EXERCISE DIRECTIONS
List each line of the data in which the string "スポーツ" appears.
# Start of SUPPLIED MATERIAL
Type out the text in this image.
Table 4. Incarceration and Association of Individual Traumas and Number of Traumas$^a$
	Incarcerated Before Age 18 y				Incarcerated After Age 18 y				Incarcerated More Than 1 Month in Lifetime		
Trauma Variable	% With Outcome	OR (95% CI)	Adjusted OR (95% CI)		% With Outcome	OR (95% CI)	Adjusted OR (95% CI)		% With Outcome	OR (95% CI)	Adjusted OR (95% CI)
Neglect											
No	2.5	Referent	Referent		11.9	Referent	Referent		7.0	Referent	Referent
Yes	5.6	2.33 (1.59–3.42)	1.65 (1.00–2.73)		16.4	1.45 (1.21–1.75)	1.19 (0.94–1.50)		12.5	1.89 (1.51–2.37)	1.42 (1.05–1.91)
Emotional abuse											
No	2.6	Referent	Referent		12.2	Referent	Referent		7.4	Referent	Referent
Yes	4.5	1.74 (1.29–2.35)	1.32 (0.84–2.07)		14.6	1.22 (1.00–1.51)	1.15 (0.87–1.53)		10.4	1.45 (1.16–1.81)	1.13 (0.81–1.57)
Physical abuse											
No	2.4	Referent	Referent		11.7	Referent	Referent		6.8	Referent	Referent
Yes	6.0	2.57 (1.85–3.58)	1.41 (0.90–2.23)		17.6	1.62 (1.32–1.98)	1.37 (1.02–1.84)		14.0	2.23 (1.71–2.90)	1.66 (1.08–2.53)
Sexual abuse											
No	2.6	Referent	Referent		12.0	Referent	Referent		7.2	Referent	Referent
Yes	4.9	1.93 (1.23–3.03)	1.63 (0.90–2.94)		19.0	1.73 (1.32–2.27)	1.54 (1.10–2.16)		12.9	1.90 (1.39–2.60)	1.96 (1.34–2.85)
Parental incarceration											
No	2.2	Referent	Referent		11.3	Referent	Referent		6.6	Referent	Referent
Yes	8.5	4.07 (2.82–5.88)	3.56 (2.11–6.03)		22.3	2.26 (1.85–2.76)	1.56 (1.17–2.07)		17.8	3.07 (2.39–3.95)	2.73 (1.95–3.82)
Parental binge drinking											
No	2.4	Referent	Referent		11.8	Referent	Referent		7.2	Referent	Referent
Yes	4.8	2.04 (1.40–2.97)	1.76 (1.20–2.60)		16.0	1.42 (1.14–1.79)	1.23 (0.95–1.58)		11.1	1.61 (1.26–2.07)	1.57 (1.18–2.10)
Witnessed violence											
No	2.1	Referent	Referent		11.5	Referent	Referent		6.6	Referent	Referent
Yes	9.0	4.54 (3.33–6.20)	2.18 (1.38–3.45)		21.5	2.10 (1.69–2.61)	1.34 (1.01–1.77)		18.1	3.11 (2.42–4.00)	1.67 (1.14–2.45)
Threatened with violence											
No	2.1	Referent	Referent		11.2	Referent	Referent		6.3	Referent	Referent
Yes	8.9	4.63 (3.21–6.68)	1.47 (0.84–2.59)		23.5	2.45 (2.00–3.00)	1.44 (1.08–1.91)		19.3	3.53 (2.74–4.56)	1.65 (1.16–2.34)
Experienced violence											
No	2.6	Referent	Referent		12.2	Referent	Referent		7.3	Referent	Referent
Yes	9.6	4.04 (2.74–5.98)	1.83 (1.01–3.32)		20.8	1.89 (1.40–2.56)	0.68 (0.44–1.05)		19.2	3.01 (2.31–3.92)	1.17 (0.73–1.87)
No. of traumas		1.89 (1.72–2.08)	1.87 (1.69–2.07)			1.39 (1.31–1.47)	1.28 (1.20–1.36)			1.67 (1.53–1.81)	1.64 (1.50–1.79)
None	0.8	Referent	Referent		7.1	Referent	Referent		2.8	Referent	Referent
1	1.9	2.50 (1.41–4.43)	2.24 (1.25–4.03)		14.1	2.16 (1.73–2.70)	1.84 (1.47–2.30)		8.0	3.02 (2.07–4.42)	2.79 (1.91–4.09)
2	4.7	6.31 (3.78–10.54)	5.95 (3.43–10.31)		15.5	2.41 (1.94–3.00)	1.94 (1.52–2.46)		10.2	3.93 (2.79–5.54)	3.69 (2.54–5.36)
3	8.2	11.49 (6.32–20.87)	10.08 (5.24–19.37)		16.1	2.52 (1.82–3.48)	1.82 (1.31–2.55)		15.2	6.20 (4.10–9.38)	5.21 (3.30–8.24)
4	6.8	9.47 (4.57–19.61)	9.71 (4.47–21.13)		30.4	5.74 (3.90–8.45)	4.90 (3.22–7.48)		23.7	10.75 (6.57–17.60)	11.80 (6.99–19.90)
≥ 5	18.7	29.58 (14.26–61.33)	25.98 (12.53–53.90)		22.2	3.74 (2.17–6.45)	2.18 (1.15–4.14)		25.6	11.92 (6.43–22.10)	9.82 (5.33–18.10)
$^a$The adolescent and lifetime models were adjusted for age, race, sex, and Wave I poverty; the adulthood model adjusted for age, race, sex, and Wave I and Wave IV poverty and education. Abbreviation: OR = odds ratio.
# End of SUPPLIED MATERIAL
# Start of SUPPLIED MATERIAL
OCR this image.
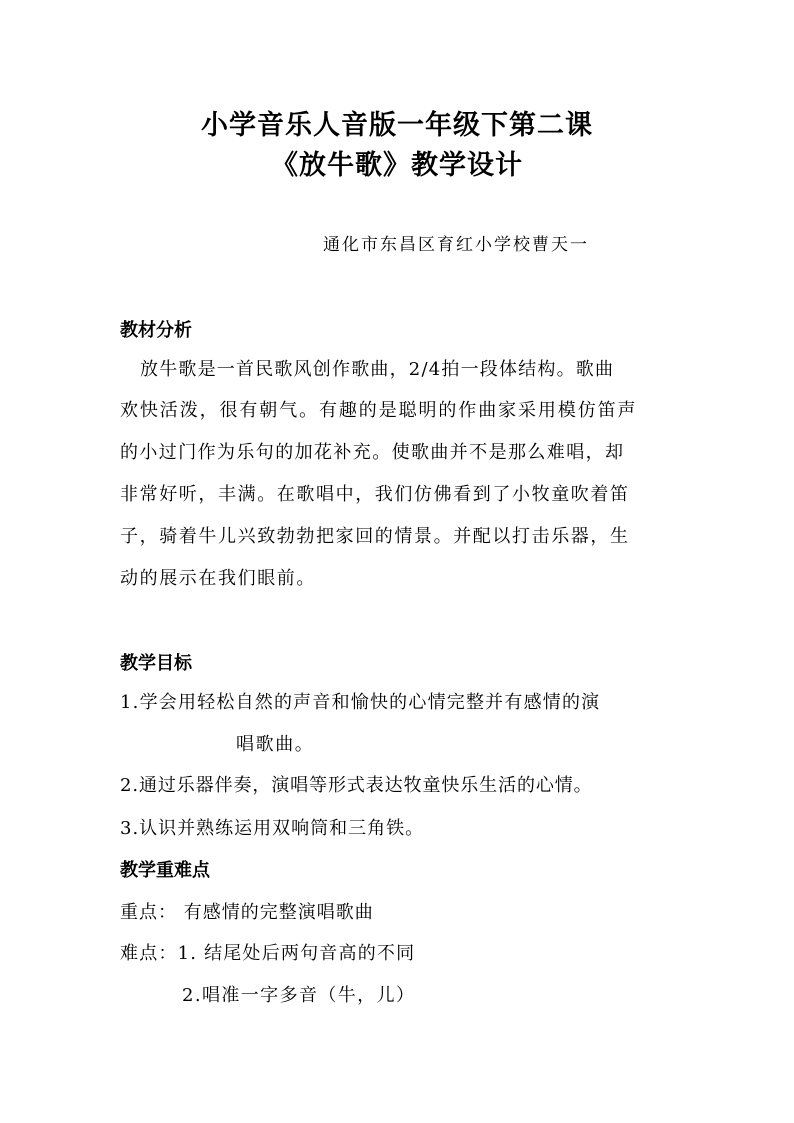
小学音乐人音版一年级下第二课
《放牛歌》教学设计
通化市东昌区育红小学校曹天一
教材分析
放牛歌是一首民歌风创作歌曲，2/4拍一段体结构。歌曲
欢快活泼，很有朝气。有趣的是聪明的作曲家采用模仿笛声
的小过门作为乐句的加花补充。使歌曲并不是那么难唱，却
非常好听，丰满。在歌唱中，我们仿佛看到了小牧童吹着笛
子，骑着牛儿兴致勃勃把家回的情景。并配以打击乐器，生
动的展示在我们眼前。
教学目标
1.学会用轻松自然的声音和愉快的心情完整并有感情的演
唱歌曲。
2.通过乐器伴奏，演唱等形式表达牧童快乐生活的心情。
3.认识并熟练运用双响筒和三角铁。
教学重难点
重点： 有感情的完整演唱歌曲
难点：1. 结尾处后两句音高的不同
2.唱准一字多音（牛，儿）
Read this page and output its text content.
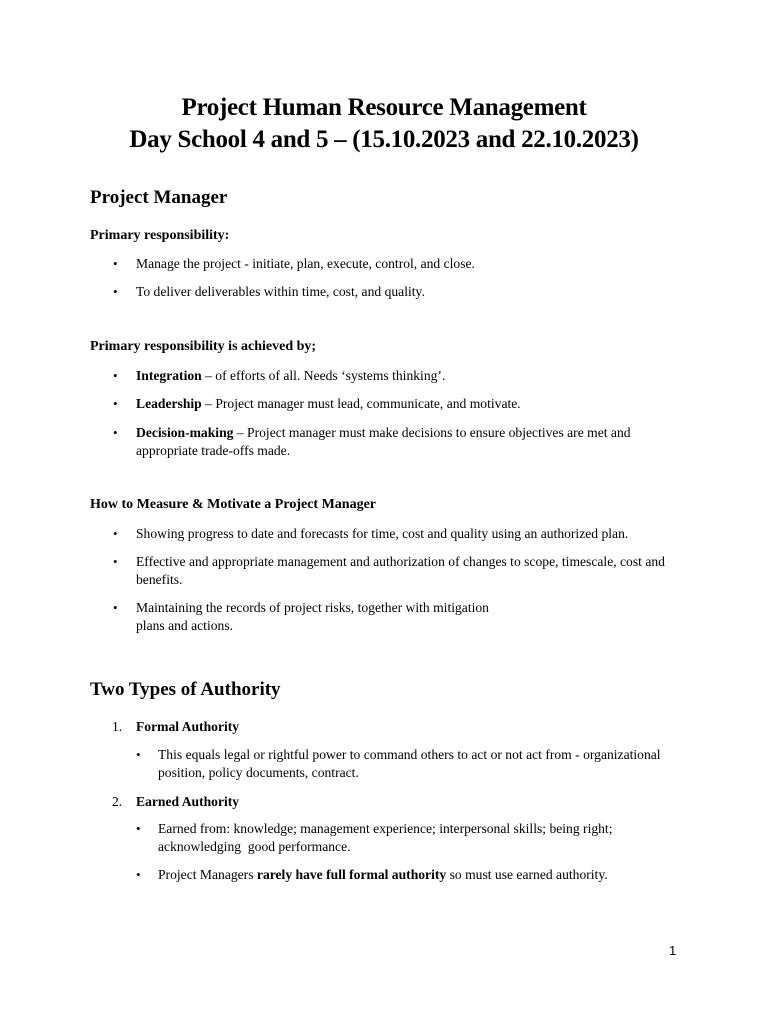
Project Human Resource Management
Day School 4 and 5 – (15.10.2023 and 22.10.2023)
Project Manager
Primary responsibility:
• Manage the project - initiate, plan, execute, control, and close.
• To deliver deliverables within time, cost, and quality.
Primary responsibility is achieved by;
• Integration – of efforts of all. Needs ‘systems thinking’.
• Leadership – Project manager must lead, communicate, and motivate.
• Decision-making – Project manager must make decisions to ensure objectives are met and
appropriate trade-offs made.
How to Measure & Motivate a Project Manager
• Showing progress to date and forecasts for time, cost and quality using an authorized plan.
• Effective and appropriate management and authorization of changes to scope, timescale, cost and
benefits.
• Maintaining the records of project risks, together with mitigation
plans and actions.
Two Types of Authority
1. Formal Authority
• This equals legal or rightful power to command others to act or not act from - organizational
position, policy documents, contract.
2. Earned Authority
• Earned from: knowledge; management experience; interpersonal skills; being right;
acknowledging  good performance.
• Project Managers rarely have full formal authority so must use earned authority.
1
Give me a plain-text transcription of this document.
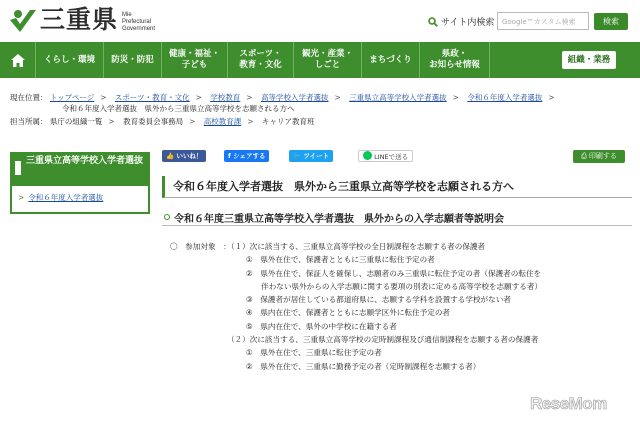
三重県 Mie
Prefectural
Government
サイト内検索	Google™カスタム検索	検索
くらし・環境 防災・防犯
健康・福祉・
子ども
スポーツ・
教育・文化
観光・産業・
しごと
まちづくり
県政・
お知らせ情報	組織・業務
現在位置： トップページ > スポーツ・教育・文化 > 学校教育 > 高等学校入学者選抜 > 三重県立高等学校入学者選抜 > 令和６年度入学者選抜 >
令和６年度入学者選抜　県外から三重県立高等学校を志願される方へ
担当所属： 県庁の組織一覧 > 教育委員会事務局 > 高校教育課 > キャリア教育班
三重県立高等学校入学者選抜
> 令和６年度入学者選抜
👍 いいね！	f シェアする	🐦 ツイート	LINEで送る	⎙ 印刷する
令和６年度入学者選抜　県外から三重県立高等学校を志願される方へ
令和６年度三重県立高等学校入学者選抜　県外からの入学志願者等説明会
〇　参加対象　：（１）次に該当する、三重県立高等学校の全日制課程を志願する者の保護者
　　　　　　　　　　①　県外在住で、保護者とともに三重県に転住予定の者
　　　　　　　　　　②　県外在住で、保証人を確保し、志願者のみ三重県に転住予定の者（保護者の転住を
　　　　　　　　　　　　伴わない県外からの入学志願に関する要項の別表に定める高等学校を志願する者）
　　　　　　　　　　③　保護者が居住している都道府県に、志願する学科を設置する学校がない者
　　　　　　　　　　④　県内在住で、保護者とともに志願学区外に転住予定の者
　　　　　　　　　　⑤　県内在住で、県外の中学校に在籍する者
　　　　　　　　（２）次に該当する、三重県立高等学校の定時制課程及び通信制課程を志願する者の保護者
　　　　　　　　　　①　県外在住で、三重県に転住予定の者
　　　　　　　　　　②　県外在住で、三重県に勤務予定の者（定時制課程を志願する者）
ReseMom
# End of SUPPLIED MATERIAL
# Start of SUPPLIED MATERIAL
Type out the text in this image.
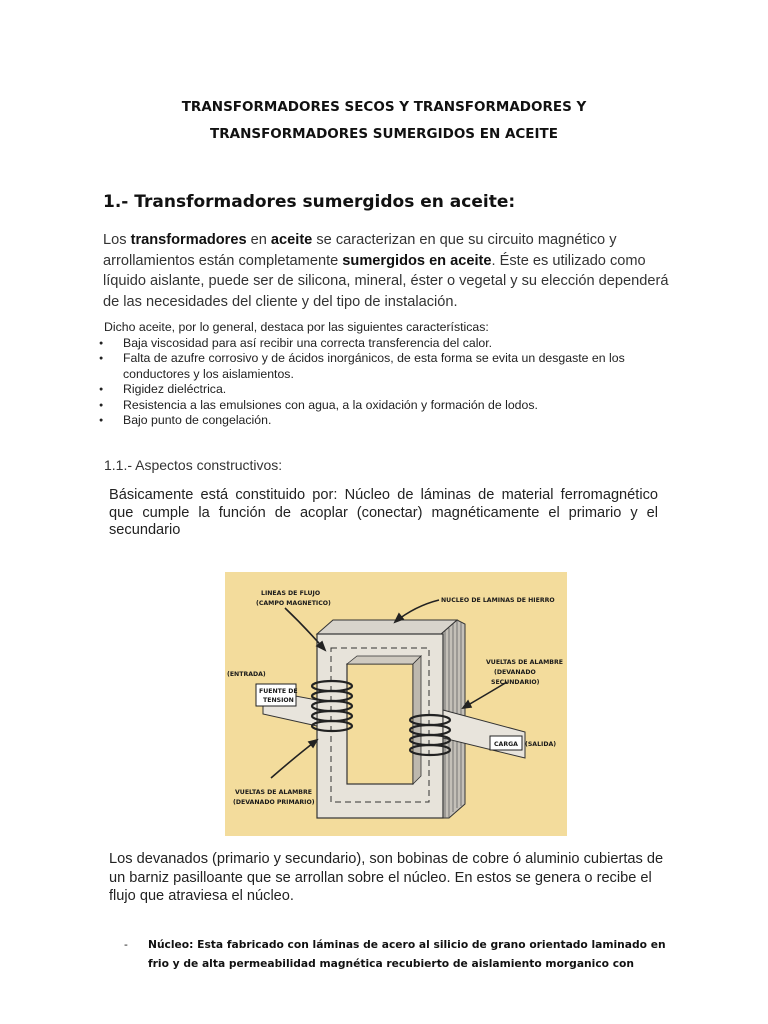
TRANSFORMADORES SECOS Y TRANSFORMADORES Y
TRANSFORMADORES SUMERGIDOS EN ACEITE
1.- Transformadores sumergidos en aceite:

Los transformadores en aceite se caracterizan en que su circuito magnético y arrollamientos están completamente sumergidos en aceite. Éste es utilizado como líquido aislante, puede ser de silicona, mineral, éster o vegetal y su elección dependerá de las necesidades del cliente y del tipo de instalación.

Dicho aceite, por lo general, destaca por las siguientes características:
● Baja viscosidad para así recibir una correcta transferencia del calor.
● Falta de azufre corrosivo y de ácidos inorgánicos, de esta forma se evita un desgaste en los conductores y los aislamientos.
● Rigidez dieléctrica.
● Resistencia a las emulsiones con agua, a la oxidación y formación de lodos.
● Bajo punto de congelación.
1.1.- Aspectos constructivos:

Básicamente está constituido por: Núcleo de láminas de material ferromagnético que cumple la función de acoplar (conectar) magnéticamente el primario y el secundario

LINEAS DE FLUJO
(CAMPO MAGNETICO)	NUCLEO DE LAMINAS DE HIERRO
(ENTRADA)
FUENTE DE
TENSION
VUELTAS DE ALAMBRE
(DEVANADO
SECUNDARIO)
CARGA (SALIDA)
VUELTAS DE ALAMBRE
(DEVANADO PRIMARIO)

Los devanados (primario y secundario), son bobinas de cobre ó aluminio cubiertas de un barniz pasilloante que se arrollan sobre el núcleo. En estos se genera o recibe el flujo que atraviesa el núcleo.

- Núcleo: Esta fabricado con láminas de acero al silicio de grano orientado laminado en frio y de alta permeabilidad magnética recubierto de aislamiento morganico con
# End of SUPPLIED MATERIAL
RESPONSE TO THE TASK
スポーツ・
現在位置： トップページ > スポーツ・教育・文化 > 学校教育 > 高等学校入学者選抜 > 三重県立高等学校入学者選抜 > 令和６年度入学者選抜 >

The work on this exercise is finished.